### Task A
From the extract on early modern humans, list every geographic region named in its account of the assimilation model.
### Task B
Answer the following from the extract on early modern humans:
(i) What department and university is Erik Trinkaus affiliated with?
(ii) On what date was the work first published online as a Review in Advance?
(iii) What does the opening line call DNA analysis?
### Task C
Continue the extract on early modern humans from its final sentence.

### Extract
Content starts
Indeed. But with DNA analysis we have a non-subjective tool for determining descent (as opposed to the influence of climate and environment).
First published online as a Review in Advance on June 14, 2005
EARLY MODERN HUMANS
Erik Trinkaus
Department of Anthropology, Washington University, St. Louis, Missouri 63130; email: trinkaus@wustl.edu
Perceptions of the emergence and spread of modern humans have changed recently through the reanalysis of fossils, an improved geochronological framework, and the discovery of a few specimens.
Early modern humans in various portions of the Old World exhibit complex and varying mosaics of archaic, modern, and regional morphological characteristics. On the basis of this pattern, in conjunction with the emerging chronology of the earliest modern humans, the paleontological data indicate an assimilation model for modern human origins, in which the earliest modern humans emerged in eastern Africa, dispersed briefly into southwestern Asia, and then subsequently spread into the remainder of Africa and southern Asia, eventually into higher latitude Eurasia.
Content ends
### Record excerpts
Content starts
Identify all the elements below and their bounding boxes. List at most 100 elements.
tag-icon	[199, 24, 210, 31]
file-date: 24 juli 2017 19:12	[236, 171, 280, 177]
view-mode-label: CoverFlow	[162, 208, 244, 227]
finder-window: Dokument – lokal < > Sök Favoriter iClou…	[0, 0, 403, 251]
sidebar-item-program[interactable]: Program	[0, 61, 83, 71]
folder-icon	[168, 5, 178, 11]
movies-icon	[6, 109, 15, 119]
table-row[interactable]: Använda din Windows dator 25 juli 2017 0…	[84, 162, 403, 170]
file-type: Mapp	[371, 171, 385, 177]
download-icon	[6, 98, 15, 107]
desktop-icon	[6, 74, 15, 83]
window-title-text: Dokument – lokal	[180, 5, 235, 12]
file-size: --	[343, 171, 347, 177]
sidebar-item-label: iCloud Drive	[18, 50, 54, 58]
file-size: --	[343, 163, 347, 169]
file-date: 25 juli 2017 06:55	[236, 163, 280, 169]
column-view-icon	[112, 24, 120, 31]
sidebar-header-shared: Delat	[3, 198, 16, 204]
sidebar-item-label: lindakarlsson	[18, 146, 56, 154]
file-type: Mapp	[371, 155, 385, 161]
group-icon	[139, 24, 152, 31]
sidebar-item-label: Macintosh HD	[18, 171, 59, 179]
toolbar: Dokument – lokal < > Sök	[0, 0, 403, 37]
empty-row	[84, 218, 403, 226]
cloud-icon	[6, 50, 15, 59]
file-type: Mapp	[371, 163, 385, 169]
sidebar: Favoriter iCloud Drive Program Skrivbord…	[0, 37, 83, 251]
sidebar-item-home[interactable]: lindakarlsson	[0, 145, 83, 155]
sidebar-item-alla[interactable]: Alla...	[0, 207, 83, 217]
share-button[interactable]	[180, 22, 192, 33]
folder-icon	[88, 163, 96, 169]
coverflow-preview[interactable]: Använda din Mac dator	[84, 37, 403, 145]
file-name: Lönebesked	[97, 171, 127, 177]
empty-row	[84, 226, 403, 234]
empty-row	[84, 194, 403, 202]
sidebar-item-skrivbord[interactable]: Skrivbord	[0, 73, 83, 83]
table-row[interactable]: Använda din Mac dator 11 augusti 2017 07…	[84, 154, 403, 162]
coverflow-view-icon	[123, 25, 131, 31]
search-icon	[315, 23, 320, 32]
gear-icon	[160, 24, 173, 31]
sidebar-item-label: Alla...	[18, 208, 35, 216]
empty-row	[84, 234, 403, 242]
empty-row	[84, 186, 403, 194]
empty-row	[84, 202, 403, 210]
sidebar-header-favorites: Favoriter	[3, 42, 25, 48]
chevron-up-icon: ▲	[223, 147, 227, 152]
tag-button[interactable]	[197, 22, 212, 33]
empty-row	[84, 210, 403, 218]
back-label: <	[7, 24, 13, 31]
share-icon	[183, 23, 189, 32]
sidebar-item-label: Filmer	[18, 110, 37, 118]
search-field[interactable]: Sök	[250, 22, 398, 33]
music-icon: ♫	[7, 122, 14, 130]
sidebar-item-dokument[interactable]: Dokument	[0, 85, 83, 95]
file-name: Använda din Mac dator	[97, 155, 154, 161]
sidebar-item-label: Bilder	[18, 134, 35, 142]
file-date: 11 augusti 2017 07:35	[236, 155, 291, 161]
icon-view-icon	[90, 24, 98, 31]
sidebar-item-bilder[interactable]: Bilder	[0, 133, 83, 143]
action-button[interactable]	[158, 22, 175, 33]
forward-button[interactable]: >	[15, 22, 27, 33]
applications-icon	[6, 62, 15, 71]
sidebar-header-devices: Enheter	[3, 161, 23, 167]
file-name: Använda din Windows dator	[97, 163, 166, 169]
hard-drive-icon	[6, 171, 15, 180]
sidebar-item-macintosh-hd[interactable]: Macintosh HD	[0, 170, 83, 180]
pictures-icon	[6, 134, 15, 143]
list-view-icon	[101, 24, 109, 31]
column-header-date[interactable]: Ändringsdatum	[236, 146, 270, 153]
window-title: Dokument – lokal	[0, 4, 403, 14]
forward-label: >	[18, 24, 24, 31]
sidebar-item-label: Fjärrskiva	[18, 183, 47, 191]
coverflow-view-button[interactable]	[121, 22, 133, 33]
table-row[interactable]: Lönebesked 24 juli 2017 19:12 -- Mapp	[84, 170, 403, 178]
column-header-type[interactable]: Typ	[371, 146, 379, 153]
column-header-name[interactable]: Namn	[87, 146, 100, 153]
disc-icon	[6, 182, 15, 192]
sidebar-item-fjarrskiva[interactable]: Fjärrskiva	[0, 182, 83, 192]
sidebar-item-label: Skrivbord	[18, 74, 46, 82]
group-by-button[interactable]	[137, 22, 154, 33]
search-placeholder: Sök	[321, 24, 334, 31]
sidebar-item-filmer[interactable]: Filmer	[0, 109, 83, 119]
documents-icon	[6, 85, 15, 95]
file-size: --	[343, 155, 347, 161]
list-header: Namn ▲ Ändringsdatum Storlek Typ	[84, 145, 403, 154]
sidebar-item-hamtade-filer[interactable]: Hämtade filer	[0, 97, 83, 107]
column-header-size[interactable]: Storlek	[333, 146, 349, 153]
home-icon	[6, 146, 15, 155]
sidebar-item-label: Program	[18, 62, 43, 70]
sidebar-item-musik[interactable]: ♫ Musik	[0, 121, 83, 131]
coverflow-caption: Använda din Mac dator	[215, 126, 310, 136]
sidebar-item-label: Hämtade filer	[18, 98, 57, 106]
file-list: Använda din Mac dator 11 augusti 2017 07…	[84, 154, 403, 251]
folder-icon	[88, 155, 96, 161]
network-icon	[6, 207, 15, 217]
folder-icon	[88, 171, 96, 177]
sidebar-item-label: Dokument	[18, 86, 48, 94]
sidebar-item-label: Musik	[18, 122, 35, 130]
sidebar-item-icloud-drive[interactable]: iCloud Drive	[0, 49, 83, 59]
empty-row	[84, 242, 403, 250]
Content ends
### Task result A
Eastern Africa, southwestern Asia, the remainder of Africa, southern Asia, higher latitude Eurasia

### Task result B
(i) The Department of Anthropology, Washington University, St. Louis, Missouri
(ii) June 14, 2005
(iii) A non-subjective tool for determining descent

### Task result C
The earliest modern humans outside of the core area of eastern Africa can be understood only if a variable degree of admixture with regional groups of late archaic humans occurred. Current and expected fossil and molecular data are unlikely to illuminate the degree of assimilation that took place in most regions of the Old World.
However, the current chronological and phylogenetic framework provides the basis for ongoing investigation of the nature of this Late Pleistocene transitional period.